RECORDS FOR THE TASK start

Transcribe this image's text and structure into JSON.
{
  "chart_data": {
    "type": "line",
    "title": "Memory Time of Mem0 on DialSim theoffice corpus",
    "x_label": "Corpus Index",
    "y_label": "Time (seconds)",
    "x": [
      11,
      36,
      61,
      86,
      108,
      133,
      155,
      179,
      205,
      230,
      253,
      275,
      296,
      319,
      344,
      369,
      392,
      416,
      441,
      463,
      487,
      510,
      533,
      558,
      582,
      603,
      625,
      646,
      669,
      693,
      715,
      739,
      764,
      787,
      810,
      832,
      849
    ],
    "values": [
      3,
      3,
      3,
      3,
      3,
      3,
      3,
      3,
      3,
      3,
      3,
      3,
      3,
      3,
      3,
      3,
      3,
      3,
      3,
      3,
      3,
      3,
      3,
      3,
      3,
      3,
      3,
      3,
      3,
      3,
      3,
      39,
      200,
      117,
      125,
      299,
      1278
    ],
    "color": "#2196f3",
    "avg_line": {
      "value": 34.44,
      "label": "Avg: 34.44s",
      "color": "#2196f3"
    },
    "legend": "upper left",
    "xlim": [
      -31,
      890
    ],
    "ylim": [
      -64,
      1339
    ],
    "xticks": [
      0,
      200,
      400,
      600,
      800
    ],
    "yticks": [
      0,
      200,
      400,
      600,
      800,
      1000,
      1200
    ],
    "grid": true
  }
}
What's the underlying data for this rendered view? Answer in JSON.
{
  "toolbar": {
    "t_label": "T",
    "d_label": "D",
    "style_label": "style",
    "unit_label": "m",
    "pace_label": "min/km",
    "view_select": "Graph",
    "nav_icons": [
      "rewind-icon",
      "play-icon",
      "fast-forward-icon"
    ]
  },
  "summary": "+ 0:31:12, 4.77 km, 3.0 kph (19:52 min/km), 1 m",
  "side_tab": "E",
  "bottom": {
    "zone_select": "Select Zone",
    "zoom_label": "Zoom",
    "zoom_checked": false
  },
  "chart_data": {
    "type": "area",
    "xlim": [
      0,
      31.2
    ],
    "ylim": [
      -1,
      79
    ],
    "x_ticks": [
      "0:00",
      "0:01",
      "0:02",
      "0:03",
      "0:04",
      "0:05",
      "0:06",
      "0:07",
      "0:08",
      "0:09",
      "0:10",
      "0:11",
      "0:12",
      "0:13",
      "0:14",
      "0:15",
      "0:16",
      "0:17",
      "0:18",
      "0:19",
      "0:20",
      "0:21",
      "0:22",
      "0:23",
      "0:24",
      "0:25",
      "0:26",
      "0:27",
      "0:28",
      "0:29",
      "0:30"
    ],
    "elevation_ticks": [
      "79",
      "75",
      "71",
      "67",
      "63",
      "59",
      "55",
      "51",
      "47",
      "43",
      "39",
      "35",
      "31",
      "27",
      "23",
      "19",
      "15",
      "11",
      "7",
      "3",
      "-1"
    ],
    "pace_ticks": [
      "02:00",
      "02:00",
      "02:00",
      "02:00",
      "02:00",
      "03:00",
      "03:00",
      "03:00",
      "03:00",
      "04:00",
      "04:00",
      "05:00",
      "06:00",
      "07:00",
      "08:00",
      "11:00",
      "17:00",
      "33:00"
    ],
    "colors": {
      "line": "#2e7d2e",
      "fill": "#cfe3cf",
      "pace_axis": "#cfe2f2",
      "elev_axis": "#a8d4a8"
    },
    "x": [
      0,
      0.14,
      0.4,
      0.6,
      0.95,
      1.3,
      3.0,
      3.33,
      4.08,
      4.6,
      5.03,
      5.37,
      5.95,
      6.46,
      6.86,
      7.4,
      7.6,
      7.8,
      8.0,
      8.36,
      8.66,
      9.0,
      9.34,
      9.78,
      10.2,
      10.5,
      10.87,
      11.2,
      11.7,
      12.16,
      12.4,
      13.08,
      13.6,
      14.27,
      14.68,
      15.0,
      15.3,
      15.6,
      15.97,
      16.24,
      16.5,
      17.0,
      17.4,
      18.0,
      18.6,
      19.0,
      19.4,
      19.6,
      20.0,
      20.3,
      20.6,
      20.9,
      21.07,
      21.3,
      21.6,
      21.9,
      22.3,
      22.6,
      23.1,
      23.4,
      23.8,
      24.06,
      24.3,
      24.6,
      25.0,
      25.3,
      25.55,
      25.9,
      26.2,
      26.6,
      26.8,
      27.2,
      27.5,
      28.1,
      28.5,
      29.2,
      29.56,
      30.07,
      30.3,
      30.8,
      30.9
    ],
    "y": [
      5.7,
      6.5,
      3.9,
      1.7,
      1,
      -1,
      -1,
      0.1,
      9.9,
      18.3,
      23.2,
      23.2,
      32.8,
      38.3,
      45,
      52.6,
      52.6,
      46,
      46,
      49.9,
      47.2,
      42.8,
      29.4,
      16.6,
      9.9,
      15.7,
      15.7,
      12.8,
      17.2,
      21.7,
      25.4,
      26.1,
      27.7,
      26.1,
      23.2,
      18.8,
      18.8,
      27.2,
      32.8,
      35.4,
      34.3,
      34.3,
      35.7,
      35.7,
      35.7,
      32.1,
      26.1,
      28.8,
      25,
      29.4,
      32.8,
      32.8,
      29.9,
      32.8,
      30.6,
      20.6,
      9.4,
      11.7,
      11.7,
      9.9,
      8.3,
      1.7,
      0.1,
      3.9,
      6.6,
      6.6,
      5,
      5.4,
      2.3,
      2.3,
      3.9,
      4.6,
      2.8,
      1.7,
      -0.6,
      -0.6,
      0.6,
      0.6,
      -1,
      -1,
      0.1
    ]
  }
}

RECORDS FOR THE TASK end

◆ **WHAT TO PRODUCE**: Repeat all entries. Match them exactly.

◆ **FINISHED TASK**:
Transcribe this image's text and structure into JSON.
{
  "chart_data": {
    "type": "line",
    "title": "Memory Time of Mem0 on DialSim theoffice corpus",
    "x_label": "Corpus Index",
    "y_label": "Time (seconds)",
    "x": [
      11,
      36,
      61,
      86,
      108,
      133,
      155,
      179,
      205,
      230,
      253,
      275,
      296,
      319,
      344,
      369,
      392,
      416,
      441,
      463,
      487,
      510,
      533,
      558,
      582,
      603,
      625,
      646,
      669,
      693,
      715,
      739,
      764,
      787,
      810,
      832,
      849
    ],
    "values": [
      3,
      3,
      3,
      3,
      3,
      3,
      3,
      3,
      3,
      3,
      3,
      3,
      3,
      3,
      3,
      3,
      3,
      3,
      3,
      3,
      3,
      3,
      3,
      3,
      3,
      3,
      3,
      3,
      3,
      3,
      3,
      39,
      200,
      117,
      125,
      299,
      1278
    ],
    "color": "#2196f3",
    "avg_line": {
      "value": 34.44,
      "label": "Avg: 34.44s",
      "color": "#2196f3"
    },
    "legend": "upper left",
    "xlim": [
      -31,
      890
    ],
    "ylim": [
      -64,
      1339
    ],
    "xticks": [
      0,
      200,
      400,
      600,
      800
    ],
    "yticks": [
      0,
      200,
      400,
      600,
      800,
      1000,
      1200
    ],
    "grid": true
  }
}
What's the underlying data for this rendered view? Answer in JSON.
{
  "toolbar": {
    "t_label": "T",
    "d_label": "D",
    "style_label": "style",
    "unit_label": "m",
    "pace_label": "min/km",
    "view_select": "Graph",
    "nav_icons": [
      "rewind-icon",
      "play-icon",
      "fast-forward-icon"
    ]
  },
  "summary": "+ 0:31:12, 4.77 km, 3.0 kph (19:52 min/km), 1 m",
  "side_tab": "E",
  "bottom": {
    "zone_select": "Select Zone",
    "zoom_label": "Zoom",
    "zoom_checked": false
  },
  "chart_data": {
    "type": "area",
    "xlim": [
      0,
      31.2
    ],
    "ylim": [
      -1,
      79
    ],
    "x_ticks": [
      "0:00",
      "0:01",
      "0:02",
      "0:03",
      "0:04",
      "0:05",
      "0:06",
      "0:07",
      "0:08",
      "0:09",
      "0:10",
      "0:11",
      "0:12",
      "0:13",
      "0:14",
      "0:15",
      "0:16",
      "0:17",
      "0:18",
      "0:19",
      "0:20",
      "0:21",
      "0:22",
      "0:23",
      "0:24",
      "0:25",
      "0:26",
      "0:27",
      "0:28",
      "0:29",
      "0:30"
    ],
    "elevation_ticks": [
      "79",
      "75",
      "71",
      "67",
      "63",
      "59",
      "55",
      "51",
      "47",
      "43",
      "39",
      "35",
      "31",
      "27",
      "23",
      "19",
      "15",
      "11",
      "7",
      "3",
      "-1"
    ],
    "pace_ticks": [
      "02:00",
      "02:00",
      "02:00",
      "02:00",
      "02:00",
      "03:00",
      "03:00",
      "03:00",
      "03:00",
      "04:00",
      "04:00",
      "05:00",
      "06:00",
      "07:00",
      "08:00",
      "11:00",
      "17:00",
      "33:00"
    ],
    "colors": {
      "line": "#2e7d2e",
      "fill": "#cfe3cf",
      "pace_axis": "#cfe2f2",
      "elev_axis": "#a8d4a8"
    },
    "x": [
      0,
      0.14,
      0.4,
      0.6,
      0.95,
      1.3,
      3.0,
      3.33,
      4.08,
      4.6,
      5.03,
      5.37,
      5.95,
      6.46,
      6.86,
      7.4,
      7.6,
      7.8,
      8.0,
      8.36,
      8.66,
      9.0,
      9.34,
      9.78,
      10.2,
      10.5,
      10.87,
      11.2,
      11.7,
      12.16,
      12.4,
      13.08,
      13.6,
      14.27,
      14.68,
      15.0,
      15.3,
      15.6,
      15.97,
      16.24,
      16.5,
      17.0,
      17.4,
      18.0,
      18.6,
      19.0,
      19.4,
      19.6,
      20.0,
      20.3,
      20.6,
      20.9,
      21.07,
      21.3,
      21.6,
      21.9,
      22.3,
      22.6,
      23.1,
      23.4,
      23.8,
      24.06,
      24.3,
      24.6,
      25.0,
      25.3,
      25.55,
      25.9,
      26.2,
      26.6,
      26.8,
      27.2,
      27.5,
      28.1,
      28.5,
      29.2,
      29.56,
      30.07,
      30.3,
      30.8,
      30.9
    ],
    "y": [
      5.7,
      6.5,
      3.9,
      1.7,
      1,
      -1,
      -1,
      0.1,
      9.9,
      18.3,
      23.2,
      23.2,
      32.8,
      38.3,
      45,
      52.6,
      52.6,
      46,
      46,
      49.9,
      47.2,
      42.8,
      29.4,
      16.6,
      9.9,
      15.7,
      15.7,
      12.8,
      17.2,
      21.7,
      25.4,
      26.1,
      27.7,
      26.1,
      23.2,
      18.8,
      18.8,
      27.2,
      32.8,
      35.4,
      34.3,
      34.3,
      35.7,
      35.7,
      35.7,
      32.1,
      26.1,
      28.8,
      25,
      29.4,
      32.8,
      32.8,
      29.9,
      32.8,
      30.6,
      20.6,
      9.4,
      11.7,
      11.7,
      9.9,
      8.3,
      1.7,
      0.1,
      3.9,
      6.6,
      6.6,
      5,
      5.4,
      2.3,
      2.3,
      3.9,
      4.6,
      2.8,
      1.7,
      -0.6,
      -0.6,
      0.6,
      0.6,
      -1,
      -1,
      0.1
    ]
  }
}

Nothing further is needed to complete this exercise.